Formatiere alle Zeilen der folgenden Datensätze als nummerierte Liste ohne Leerzeilen. Bilder werden in der Ausgabe nicht übernommen.

### QUELLDATEN:
——
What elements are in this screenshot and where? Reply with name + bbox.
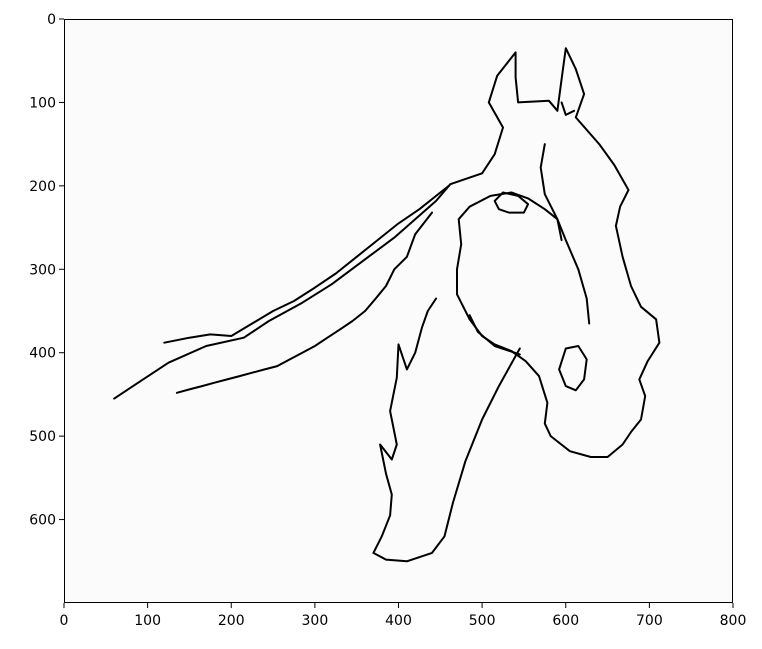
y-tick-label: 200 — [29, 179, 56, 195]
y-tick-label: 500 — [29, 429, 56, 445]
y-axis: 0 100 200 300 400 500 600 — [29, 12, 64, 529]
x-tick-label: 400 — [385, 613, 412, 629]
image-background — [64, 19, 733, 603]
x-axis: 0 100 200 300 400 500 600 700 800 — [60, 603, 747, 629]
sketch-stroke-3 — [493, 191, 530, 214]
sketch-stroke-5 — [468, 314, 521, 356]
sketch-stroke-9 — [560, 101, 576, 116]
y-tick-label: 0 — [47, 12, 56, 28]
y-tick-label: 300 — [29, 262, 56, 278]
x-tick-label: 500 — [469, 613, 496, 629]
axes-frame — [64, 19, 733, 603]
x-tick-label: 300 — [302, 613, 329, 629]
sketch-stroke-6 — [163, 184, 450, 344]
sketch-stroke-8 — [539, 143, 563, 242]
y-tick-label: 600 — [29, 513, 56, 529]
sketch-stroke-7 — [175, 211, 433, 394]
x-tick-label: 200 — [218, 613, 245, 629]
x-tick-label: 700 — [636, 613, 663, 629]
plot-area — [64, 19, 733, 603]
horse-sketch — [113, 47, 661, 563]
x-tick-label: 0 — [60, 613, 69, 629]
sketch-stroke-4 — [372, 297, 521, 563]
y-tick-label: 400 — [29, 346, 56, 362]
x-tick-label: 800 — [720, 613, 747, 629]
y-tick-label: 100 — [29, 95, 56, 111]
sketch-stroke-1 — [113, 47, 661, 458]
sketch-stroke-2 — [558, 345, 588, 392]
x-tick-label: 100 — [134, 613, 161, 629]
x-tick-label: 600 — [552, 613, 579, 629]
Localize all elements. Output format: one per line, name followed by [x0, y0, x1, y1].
——
### VOLLSTÄNDIGE AUSGABE:
1. What elements are in this screenshot and where? Reply with name + bbox.
2. y-tick-label: 200 — [29, 179, 56, 195]
3. y-tick-label: 500 — [29, 429, 56, 445]
4. y-axis: 0 100 200 300 400 500 600 — [29, 12, 64, 529]
5. x-tick-label: 400 — [385, 613, 412, 629]
6. image-background — [64, 19, 733, 603]
7. x-axis: 0 100 200 300 400 500 600 700 800 — [60, 603, 747, 629]
8. sketch-stroke-3 — [493, 191, 530, 214]
9. sketch-stroke-5 — [468, 314, 521, 356]
10. sketch-stroke-9 — [560, 101, 576, 116]
11. y-tick-label: 0 — [47, 12, 56, 28]
12. y-tick-label: 300 — [29, 262, 56, 278]
13. x-tick-label: 500 — [469, 613, 496, 629]
14. axes-frame — [64, 19, 733, 603]
15. x-tick-label: 300 — [302, 613, 329, 629]
16. sketch-stroke-6 — [163, 184, 450, 344]
17. sketch-stroke-8 — [539, 143, 563, 242]
18. y-tick-label: 600 — [29, 513, 56, 529]
19. sketch-stroke-7 — [175, 211, 433, 394]
20. x-tick-label: 200 — [218, 613, 245, 629]
21. x-tick-label: 700 — [636, 613, 663, 629]
22. plot-area — [64, 19, 733, 603]
23. horse-sketch — [113, 47, 661, 563]
24. x-tick-label: 0 — [60, 613, 69, 629]
25. sketch-stroke-4 — [372, 297, 521, 563]
26. y-tick-label: 400 — [29, 346, 56, 362]
27. x-tick-label: 800 — [720, 613, 747, 629]
28. y-tick-label: 100 — [29, 95, 56, 111]
29. sketch-stroke-1 — [113, 47, 661, 458]
30. sketch-stroke-2 — [558, 345, 588, 392]
31. x-tick-label: 100 — [134, 613, 161, 629]
32. x-tick-label: 600 — [552, 613, 579, 629]
33. Localize all elements. Output format: one per line, name followed by [x0, y0, x1, y1].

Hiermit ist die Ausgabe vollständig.